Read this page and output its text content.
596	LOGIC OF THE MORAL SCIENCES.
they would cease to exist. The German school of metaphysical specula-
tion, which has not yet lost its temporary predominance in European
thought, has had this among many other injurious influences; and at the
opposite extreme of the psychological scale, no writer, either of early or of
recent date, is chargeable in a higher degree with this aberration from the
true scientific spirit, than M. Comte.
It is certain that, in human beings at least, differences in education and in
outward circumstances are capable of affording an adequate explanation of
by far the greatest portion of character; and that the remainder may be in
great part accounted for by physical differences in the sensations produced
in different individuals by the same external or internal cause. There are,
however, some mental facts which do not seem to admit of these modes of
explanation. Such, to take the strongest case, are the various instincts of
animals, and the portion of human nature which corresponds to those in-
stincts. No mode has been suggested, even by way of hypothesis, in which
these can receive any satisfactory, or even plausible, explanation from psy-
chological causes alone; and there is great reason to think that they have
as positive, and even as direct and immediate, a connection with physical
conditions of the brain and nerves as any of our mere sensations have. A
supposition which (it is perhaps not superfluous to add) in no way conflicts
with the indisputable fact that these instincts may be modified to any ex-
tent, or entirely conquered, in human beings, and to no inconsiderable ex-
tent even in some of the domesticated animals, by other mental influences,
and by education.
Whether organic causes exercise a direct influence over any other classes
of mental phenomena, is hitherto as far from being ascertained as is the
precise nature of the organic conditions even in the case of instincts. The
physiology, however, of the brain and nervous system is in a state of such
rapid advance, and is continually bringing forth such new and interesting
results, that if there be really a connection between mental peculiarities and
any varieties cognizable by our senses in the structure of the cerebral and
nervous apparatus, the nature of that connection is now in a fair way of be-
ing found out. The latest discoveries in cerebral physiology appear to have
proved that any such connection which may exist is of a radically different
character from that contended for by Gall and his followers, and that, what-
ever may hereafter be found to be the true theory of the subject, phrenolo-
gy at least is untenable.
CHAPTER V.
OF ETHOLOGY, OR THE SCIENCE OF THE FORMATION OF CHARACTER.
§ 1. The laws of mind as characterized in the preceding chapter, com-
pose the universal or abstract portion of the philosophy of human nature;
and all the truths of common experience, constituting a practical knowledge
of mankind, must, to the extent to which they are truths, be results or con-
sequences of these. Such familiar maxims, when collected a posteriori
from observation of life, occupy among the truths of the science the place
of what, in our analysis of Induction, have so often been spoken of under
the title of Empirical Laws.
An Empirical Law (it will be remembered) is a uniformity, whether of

• • • • • • •

PROBLEM DESCRIPTION: How many of the lines above hold the word "causes"? Give only that number.

FINAL ANSWER: 2